> [AIM]:
Return every line below in which "title" appears.

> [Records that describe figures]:
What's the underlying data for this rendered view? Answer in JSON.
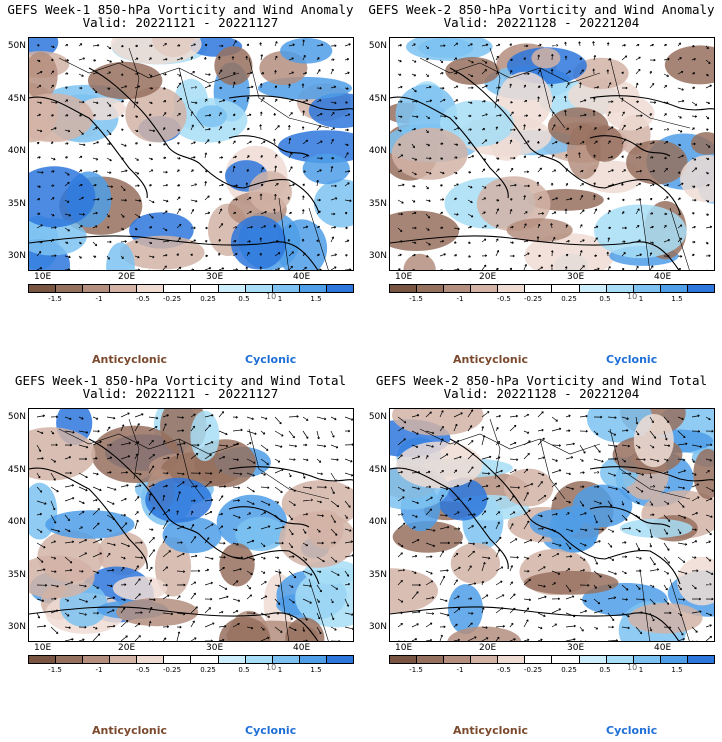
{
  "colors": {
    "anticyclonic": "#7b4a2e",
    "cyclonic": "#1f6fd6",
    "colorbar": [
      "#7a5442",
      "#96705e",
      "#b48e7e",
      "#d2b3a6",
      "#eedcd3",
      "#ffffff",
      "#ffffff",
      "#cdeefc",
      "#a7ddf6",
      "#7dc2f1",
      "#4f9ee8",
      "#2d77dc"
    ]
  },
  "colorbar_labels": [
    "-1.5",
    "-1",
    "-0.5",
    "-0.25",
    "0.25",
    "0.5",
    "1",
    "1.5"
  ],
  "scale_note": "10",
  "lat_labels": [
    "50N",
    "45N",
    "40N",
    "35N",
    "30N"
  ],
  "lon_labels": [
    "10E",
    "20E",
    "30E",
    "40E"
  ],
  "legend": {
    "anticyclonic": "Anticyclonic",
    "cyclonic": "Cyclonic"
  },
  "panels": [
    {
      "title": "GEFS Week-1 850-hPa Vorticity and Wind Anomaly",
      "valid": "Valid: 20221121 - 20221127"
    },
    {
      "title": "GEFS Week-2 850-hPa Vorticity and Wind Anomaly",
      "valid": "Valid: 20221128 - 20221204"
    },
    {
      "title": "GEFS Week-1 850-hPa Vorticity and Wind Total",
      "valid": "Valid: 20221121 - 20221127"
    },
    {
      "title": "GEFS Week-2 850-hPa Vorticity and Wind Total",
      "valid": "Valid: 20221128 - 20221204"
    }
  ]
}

...

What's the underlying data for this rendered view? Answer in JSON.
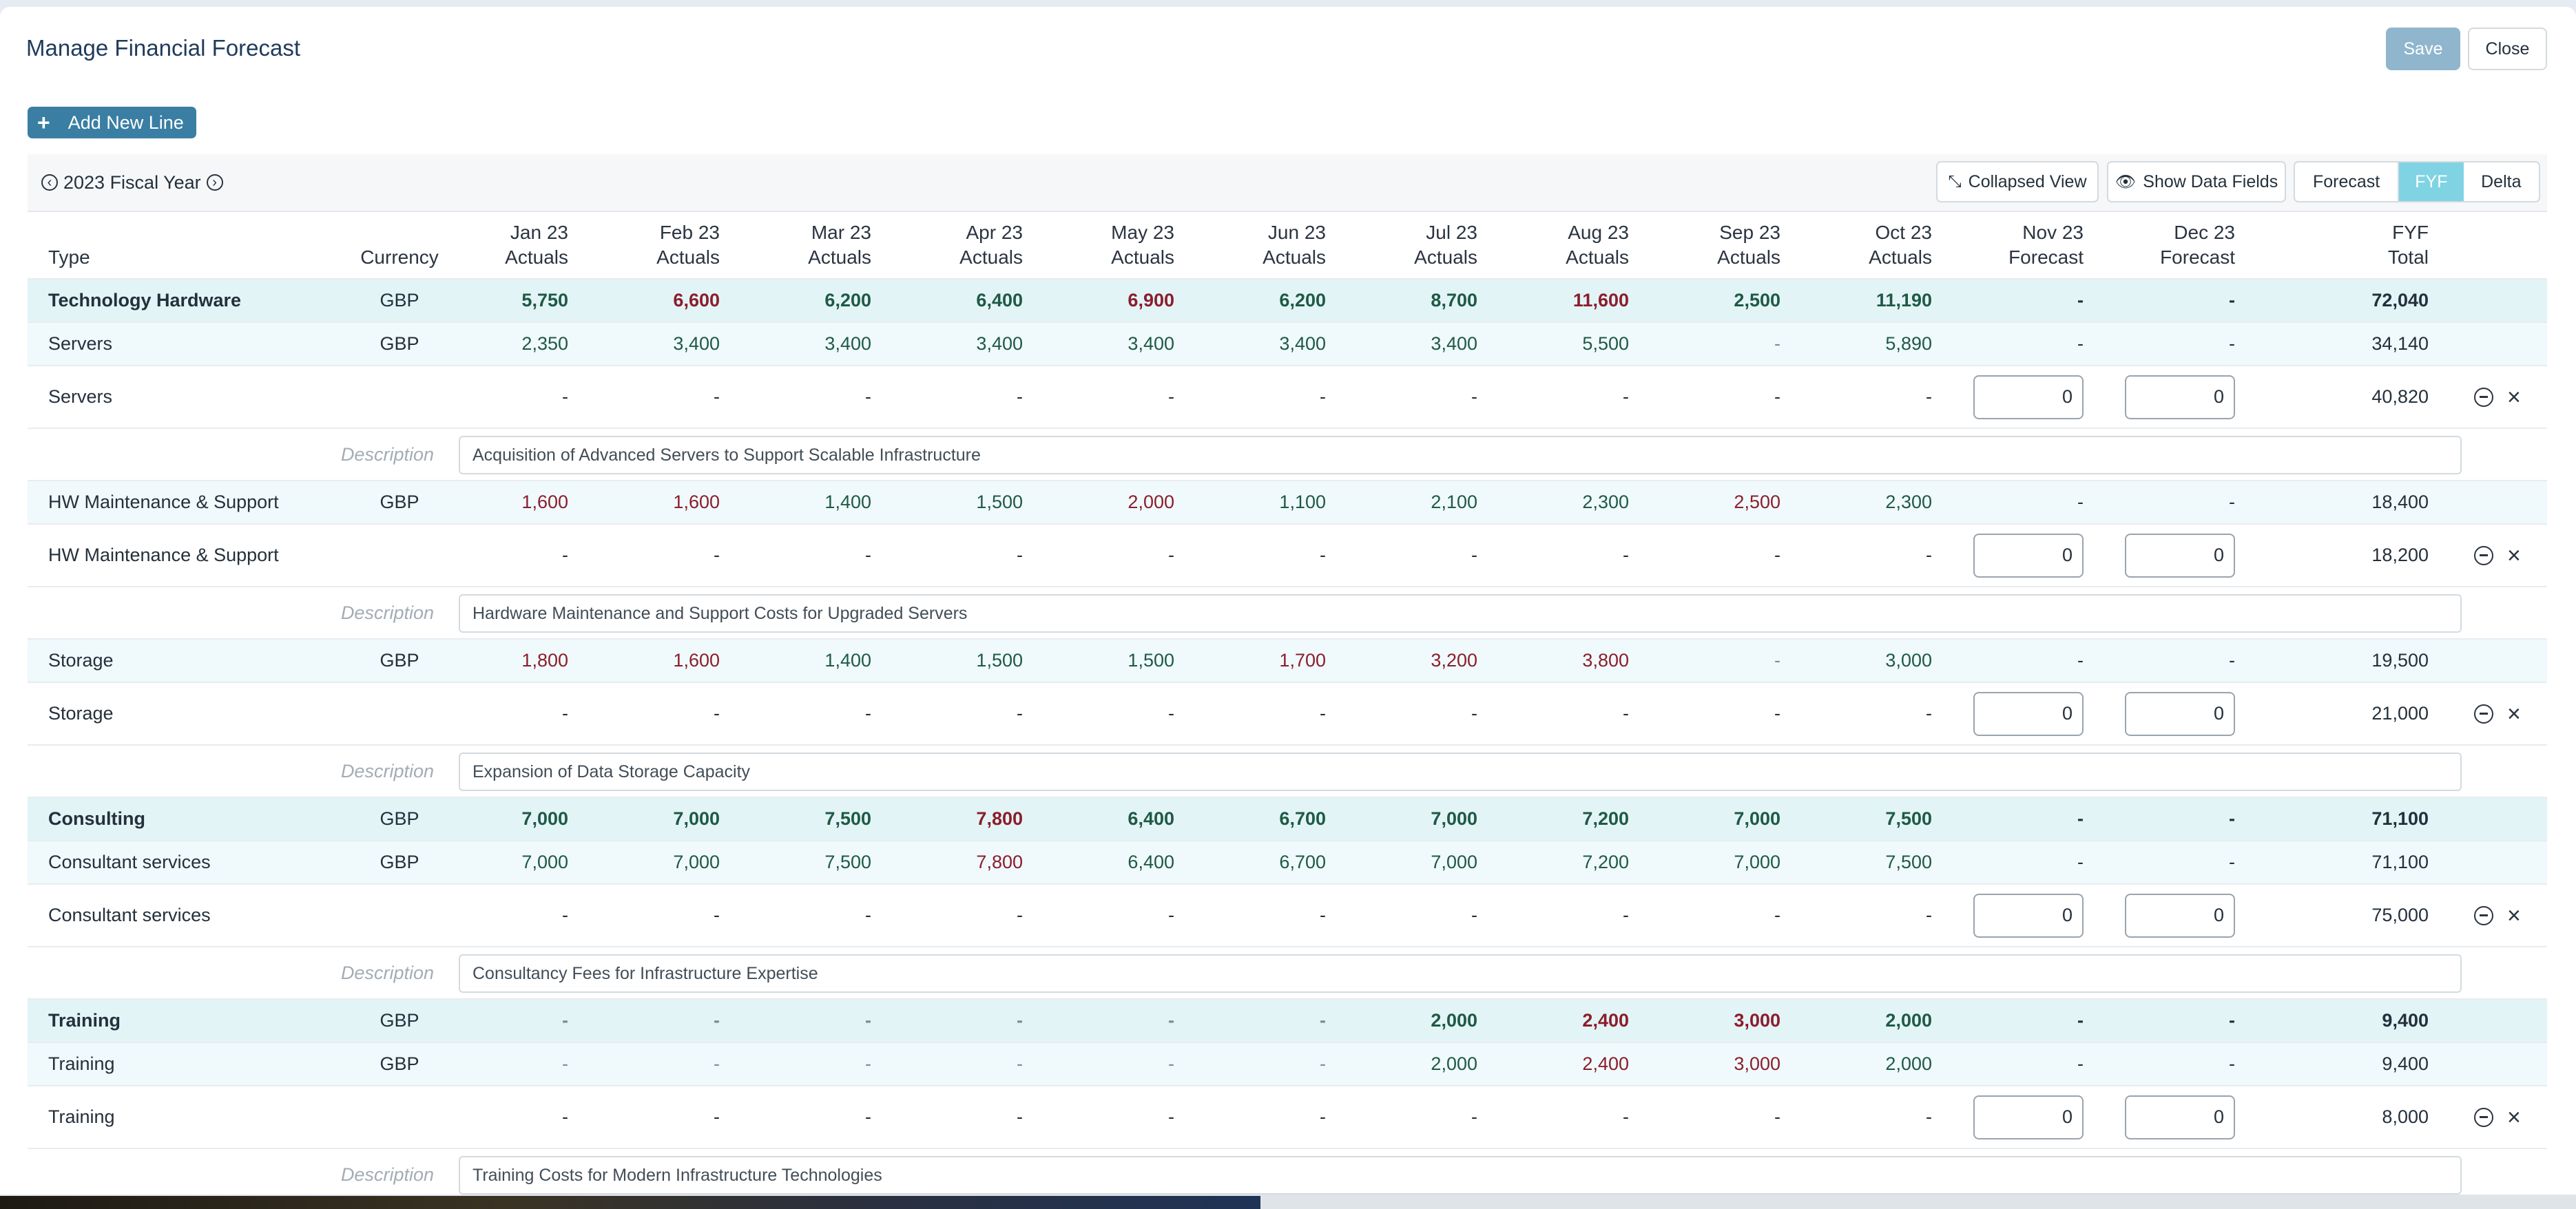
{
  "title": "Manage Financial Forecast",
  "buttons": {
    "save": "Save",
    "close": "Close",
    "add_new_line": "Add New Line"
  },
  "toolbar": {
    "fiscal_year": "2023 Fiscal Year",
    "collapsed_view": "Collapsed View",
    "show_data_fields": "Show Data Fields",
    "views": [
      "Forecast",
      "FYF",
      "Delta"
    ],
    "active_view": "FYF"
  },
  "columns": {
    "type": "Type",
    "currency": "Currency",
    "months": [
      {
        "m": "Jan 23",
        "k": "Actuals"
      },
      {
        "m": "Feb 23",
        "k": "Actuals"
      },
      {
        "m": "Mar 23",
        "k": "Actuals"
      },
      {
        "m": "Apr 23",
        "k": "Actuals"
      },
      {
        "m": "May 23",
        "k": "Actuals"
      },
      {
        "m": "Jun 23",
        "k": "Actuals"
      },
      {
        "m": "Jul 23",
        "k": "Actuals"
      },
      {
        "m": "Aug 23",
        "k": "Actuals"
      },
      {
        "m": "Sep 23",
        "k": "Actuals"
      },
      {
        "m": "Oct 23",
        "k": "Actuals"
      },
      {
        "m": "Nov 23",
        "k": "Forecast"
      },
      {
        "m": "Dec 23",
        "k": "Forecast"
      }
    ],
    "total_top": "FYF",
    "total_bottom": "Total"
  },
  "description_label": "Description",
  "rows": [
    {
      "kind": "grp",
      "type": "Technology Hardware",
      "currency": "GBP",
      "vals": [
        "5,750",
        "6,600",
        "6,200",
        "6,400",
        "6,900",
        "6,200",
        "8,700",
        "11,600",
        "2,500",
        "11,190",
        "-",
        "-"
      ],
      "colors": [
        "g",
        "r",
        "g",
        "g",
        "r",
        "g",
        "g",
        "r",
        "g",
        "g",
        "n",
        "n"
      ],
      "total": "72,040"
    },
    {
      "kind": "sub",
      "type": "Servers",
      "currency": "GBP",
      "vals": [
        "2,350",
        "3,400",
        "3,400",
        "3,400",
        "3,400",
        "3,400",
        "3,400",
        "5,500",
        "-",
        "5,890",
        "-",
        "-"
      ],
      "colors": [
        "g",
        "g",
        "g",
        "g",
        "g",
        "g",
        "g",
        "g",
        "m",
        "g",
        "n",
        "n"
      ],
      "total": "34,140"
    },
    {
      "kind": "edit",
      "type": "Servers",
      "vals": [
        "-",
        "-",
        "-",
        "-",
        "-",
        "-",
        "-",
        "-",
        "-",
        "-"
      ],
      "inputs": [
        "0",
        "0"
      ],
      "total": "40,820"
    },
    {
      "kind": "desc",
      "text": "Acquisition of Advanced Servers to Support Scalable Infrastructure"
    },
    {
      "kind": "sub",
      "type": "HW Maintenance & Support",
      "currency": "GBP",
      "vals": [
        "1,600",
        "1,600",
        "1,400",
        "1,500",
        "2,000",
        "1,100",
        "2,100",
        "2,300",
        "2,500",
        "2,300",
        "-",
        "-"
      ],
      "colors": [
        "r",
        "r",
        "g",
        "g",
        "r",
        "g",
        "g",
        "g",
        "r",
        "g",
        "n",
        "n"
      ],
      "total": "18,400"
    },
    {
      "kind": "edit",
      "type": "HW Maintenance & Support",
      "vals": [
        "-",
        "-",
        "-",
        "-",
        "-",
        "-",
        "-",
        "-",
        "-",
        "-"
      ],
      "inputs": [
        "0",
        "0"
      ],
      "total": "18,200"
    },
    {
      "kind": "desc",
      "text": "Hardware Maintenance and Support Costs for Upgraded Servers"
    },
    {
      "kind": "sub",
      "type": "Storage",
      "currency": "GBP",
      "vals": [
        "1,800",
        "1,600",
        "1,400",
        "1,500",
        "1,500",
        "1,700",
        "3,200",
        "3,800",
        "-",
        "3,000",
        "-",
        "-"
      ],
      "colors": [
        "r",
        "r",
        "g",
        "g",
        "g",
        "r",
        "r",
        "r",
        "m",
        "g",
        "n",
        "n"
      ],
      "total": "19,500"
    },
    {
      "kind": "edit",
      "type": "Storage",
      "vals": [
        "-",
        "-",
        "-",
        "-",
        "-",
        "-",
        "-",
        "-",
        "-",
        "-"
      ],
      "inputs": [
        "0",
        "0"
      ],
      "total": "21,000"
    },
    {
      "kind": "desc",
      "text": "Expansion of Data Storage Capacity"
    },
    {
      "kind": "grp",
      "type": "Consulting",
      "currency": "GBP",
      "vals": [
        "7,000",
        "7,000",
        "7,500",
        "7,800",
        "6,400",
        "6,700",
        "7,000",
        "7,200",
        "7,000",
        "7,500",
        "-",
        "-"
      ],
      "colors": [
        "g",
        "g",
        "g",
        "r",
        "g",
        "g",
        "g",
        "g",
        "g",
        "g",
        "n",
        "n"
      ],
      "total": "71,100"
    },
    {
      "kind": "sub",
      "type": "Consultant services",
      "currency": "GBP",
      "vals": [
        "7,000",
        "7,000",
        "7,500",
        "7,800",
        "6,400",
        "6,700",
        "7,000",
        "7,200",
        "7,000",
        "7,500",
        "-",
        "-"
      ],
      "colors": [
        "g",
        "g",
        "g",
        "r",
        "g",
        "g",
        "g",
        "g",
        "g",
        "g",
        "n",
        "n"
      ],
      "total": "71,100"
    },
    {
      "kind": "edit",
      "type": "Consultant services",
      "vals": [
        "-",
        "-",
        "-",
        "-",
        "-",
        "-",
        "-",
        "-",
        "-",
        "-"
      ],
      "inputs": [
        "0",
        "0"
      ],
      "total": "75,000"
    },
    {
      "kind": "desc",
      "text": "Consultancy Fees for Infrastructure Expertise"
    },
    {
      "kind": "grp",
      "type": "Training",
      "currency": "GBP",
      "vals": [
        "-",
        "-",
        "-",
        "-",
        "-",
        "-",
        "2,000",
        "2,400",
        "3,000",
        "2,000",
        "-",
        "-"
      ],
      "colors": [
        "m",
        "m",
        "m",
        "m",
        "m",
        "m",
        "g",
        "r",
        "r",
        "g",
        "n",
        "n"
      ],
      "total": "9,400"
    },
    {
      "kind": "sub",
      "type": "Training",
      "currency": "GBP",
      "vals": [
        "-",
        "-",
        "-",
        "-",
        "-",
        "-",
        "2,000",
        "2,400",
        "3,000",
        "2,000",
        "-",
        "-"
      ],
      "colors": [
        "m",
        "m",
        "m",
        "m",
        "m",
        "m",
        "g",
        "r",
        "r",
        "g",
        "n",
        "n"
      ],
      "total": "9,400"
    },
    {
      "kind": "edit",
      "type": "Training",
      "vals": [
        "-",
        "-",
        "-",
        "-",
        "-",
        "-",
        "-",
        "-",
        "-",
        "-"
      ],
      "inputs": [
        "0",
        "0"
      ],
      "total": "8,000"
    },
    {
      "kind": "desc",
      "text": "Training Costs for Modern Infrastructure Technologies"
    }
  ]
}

...

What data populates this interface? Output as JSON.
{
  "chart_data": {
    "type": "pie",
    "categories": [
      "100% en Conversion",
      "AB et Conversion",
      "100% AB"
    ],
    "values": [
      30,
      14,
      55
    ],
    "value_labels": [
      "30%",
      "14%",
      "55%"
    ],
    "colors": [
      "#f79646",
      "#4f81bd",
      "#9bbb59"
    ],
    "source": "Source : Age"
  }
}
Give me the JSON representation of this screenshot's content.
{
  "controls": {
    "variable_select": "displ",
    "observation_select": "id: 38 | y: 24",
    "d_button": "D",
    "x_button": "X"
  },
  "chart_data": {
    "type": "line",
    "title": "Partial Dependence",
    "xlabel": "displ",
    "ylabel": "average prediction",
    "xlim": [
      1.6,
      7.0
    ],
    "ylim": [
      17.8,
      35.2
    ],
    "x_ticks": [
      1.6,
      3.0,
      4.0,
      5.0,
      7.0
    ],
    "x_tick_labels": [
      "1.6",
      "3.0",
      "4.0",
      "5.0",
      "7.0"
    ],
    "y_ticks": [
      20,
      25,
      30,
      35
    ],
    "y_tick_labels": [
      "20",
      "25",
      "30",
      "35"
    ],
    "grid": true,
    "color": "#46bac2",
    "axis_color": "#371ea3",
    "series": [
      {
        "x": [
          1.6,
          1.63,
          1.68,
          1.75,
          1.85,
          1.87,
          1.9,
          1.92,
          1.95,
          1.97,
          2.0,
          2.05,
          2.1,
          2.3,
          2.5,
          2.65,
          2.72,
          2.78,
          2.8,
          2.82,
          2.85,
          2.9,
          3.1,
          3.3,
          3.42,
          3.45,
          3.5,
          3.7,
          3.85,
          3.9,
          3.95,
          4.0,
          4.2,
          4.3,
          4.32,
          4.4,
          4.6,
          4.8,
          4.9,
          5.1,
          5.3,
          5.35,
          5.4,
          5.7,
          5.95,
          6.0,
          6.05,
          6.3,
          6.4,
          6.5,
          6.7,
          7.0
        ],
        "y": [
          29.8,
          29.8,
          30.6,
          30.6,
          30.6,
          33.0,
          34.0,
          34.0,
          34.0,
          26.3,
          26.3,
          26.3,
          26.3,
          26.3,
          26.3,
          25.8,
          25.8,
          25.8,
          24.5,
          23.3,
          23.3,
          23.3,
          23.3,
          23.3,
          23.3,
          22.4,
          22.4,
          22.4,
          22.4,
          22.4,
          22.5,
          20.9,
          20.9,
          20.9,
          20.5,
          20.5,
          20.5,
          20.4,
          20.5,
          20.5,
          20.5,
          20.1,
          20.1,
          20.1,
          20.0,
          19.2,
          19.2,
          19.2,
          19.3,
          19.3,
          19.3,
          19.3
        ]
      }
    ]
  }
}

> [OUTPUT]:
      "title": "GEFS Week-1 850-hPa Vorticity and Wind Anomaly",
      "title": "GEFS Week-2 850-hPa Vorticity and Wind Anomaly",
      "title": "GEFS Week-1 850-hPa Vorticity and Wind Total",
      "title": "GEFS Week-2 850-hPa Vorticity and Wind Total",
  "title": "Manage Financial Forecast",
    "title": "Partial Dependence",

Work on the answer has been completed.